• **RECORDS SUPPLIED**
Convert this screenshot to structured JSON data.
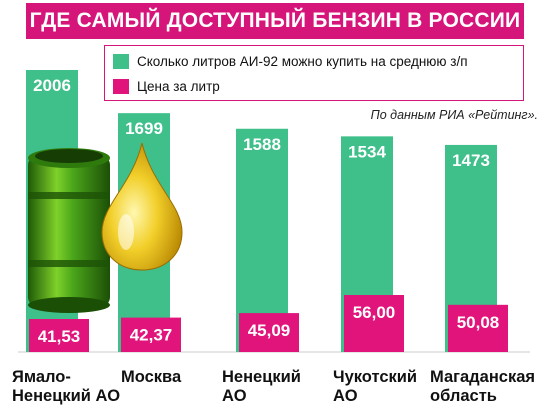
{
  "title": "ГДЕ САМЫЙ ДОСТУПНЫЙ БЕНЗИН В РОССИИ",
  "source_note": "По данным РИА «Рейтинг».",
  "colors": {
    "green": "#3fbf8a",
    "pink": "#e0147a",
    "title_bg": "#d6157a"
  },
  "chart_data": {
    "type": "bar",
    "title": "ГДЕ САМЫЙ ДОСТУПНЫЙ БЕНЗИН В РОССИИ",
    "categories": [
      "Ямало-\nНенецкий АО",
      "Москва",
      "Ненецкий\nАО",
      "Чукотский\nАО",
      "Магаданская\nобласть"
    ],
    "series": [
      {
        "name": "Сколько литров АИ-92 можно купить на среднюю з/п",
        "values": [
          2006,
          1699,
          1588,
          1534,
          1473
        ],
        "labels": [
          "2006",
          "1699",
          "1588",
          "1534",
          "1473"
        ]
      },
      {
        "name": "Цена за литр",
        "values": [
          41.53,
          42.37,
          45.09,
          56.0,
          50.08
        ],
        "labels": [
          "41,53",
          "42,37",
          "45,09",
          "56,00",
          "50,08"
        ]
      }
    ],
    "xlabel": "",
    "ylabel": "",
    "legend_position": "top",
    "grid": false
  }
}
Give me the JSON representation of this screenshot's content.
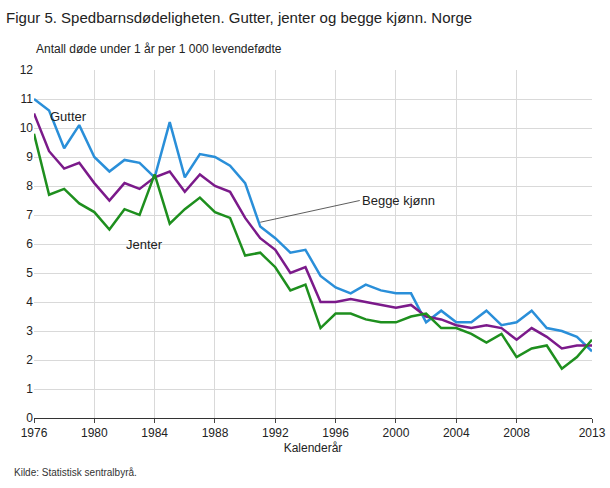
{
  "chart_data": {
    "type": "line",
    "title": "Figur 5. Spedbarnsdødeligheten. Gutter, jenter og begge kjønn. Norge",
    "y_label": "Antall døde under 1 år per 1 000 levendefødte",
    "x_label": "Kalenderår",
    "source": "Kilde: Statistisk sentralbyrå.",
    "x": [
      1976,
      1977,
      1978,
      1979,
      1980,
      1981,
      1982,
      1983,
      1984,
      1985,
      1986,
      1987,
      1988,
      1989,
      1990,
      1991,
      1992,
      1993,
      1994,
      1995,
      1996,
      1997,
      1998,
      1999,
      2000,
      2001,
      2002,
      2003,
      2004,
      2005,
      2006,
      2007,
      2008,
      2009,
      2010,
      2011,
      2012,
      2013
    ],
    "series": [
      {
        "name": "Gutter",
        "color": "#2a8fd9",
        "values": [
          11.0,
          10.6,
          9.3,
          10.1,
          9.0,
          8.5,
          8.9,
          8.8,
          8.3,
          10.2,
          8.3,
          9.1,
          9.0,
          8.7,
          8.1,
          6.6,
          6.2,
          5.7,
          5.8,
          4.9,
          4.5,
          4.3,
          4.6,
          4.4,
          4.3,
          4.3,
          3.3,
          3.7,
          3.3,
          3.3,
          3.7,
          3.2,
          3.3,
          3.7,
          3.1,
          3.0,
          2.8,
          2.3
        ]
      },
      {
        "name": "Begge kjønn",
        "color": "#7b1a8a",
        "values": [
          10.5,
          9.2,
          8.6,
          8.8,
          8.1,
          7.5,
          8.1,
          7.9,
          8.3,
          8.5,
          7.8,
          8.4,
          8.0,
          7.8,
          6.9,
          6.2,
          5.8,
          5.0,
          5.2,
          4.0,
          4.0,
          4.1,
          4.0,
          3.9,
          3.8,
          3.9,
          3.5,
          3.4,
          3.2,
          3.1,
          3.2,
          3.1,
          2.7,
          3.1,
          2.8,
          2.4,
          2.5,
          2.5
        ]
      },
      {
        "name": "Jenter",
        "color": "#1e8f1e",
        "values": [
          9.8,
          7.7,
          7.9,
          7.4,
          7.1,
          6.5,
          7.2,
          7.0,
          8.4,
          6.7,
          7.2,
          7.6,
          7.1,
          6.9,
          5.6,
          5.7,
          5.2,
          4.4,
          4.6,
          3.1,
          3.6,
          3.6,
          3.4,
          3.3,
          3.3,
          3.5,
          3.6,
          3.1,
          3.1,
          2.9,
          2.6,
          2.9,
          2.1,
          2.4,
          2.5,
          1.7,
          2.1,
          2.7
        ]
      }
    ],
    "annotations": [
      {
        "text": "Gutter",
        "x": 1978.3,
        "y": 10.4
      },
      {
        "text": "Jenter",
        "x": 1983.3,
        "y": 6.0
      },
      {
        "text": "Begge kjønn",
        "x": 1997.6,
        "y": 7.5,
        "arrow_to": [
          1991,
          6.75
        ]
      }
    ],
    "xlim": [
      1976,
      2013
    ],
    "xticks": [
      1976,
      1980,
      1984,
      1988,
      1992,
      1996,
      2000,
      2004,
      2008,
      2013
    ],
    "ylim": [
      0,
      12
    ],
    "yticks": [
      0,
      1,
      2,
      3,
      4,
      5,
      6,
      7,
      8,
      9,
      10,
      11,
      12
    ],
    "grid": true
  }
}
...
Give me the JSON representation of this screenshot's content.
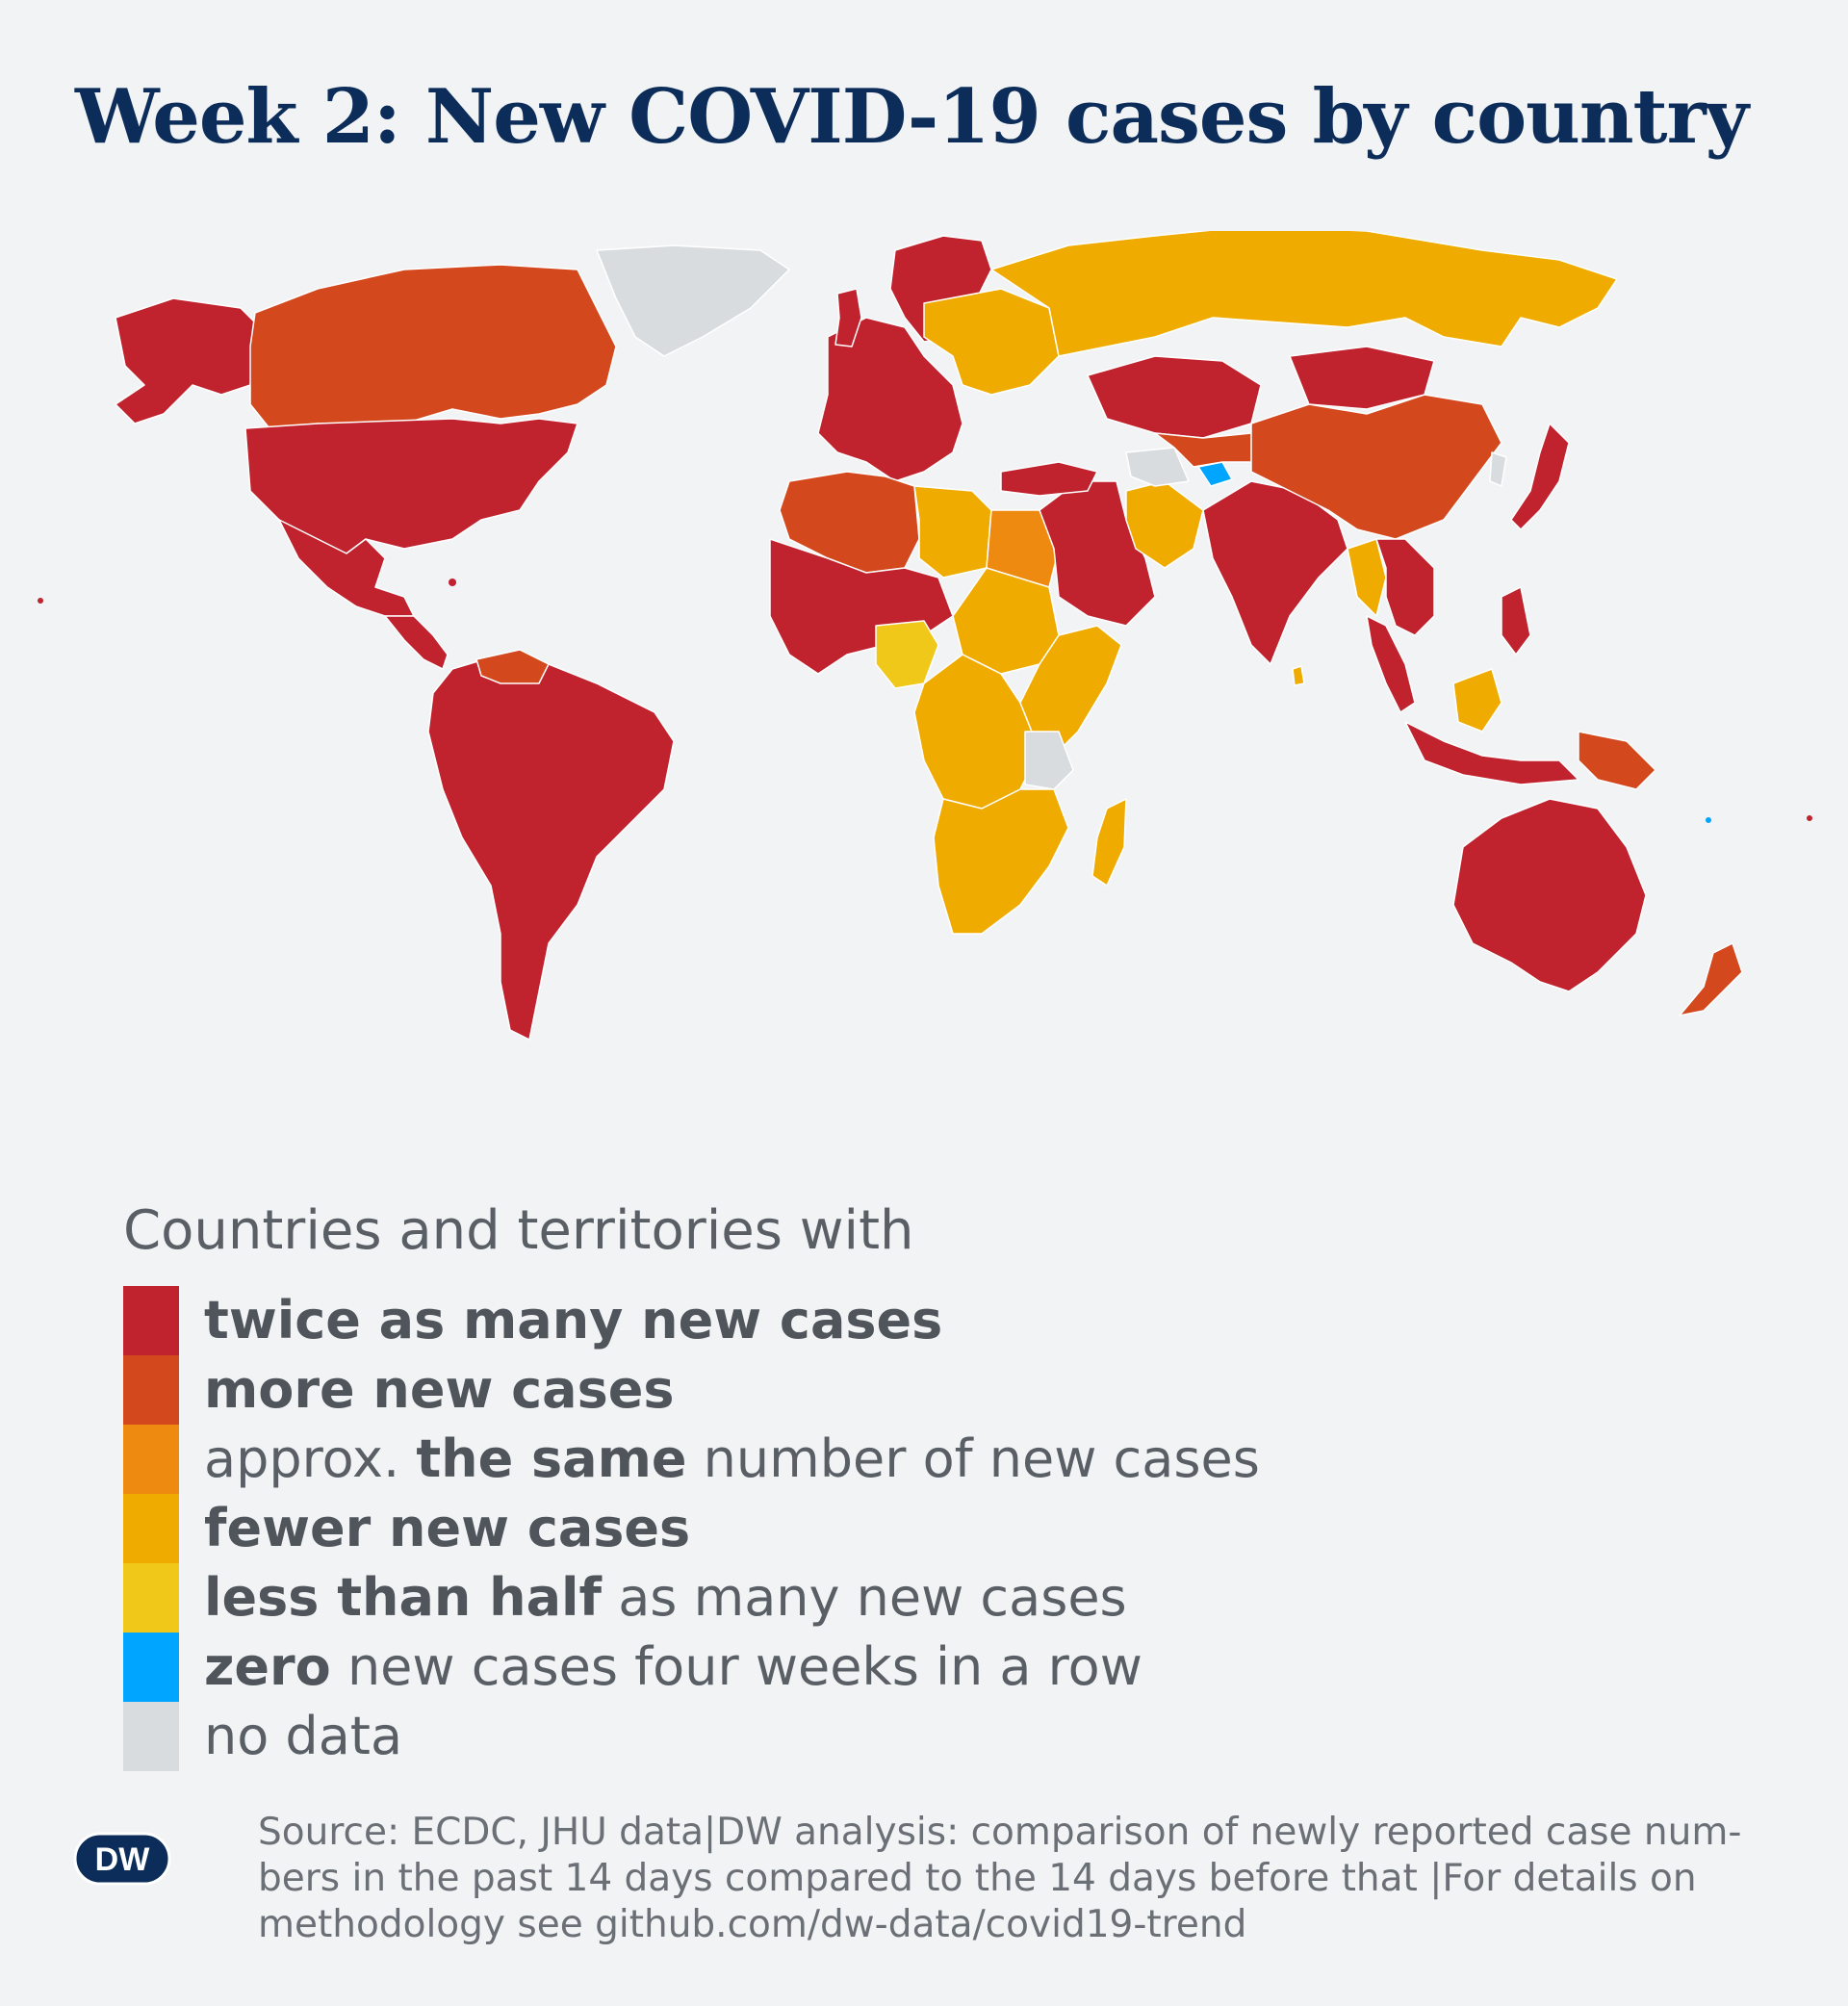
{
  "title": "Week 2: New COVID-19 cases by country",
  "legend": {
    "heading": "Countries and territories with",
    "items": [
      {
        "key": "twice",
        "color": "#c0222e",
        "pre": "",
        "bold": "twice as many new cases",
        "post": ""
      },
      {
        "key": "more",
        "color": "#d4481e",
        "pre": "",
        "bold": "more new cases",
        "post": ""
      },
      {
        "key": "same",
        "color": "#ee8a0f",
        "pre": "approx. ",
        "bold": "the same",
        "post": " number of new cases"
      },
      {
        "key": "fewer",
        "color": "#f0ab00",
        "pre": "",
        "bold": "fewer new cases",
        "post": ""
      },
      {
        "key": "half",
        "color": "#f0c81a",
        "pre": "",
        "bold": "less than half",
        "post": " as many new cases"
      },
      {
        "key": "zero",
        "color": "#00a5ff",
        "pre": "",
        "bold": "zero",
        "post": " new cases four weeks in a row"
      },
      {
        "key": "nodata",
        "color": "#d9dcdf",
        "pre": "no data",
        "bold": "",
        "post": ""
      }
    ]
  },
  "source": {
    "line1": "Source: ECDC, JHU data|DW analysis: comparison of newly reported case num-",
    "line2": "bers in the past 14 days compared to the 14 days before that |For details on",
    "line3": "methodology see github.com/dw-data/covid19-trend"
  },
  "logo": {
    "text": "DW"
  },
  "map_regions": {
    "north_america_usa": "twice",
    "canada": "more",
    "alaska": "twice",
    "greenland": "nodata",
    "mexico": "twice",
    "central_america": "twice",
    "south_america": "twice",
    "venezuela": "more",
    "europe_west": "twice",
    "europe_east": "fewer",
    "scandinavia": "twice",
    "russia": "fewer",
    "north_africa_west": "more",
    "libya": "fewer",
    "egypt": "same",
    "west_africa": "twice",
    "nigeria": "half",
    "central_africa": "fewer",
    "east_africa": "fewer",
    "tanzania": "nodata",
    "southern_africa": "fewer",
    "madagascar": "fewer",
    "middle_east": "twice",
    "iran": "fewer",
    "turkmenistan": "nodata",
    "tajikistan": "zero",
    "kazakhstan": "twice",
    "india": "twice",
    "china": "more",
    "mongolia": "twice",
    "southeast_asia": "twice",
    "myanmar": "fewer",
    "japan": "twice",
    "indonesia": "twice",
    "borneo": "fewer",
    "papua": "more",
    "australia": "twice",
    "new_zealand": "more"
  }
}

• **STATED TASK**
Identify and list each line with the word "bold".

• **TASK OUTPUT**
        "bold": "twice as many new cases",
        "bold": "more new cases",
        "bold": "the same",
        "bold": "fewer new cases",
        "bold": "less than half",
        "bold": "zero",
        "bold": "",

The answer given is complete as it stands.